▶ WHAT YOU NEED TO DO
Copy the records word for word, starting at their first line and ending at the line that contains "udk-code: УДК 621.86 [107, 105, 188, 122]".

━━ DATA ENTRIES ━━

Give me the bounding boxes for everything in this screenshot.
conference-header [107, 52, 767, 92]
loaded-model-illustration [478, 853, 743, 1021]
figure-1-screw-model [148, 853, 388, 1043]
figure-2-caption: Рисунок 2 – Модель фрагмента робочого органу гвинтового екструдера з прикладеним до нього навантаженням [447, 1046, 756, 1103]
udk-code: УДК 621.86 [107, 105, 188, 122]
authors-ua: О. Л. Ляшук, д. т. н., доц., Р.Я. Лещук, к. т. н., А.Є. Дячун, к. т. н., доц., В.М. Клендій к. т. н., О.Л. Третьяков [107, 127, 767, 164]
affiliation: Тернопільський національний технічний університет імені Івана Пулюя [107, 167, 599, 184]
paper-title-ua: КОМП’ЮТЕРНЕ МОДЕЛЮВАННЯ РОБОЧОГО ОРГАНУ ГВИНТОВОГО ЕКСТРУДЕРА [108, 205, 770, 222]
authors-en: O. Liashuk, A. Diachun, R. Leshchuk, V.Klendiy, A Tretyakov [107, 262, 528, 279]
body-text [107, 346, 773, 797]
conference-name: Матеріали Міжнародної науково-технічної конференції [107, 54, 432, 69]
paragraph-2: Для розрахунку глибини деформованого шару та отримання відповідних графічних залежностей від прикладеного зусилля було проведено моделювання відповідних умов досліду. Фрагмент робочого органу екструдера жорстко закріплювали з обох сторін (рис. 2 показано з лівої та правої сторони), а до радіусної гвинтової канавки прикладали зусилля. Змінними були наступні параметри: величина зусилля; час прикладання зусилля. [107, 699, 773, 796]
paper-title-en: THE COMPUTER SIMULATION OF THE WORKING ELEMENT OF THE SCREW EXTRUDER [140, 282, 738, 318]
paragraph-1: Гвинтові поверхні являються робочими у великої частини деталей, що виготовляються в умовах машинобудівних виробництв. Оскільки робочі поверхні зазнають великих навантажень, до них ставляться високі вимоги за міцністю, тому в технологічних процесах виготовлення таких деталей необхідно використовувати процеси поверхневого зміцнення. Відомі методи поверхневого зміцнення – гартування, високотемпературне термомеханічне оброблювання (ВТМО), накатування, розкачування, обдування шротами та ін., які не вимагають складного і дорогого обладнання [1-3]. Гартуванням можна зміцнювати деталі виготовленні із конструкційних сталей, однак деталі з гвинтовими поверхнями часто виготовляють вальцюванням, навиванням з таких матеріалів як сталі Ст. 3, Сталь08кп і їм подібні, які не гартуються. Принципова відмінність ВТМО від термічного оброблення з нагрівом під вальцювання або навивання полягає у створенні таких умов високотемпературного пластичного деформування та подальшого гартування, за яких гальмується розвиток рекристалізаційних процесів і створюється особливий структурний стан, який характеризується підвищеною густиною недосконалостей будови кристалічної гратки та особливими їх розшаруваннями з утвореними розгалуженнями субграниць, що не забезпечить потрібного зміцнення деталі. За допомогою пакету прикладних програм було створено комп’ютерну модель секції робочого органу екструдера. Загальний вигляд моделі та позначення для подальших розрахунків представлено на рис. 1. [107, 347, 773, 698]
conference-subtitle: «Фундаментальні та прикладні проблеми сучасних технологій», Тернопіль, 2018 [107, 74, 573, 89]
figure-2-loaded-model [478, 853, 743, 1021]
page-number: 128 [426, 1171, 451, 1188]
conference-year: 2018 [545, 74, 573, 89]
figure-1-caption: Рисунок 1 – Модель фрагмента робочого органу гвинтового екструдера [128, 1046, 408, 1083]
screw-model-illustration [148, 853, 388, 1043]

━━━

▶ WRITTEN ANSWER
Give me the bounding boxes for everything in this screenshot.
conference-header [107, 52, 767, 92]
loaded-model-illustration [478, 853, 743, 1021]
figure-1-screw-model [148, 853, 388, 1043]
figure-2-caption: Рисунок 2 – Модель фрагмента робочого органу гвинтового екструдера з прикладеним до нього навантаженням [447, 1046, 756, 1103]
udk-code: УДК 621.86 [107, 105, 188, 122]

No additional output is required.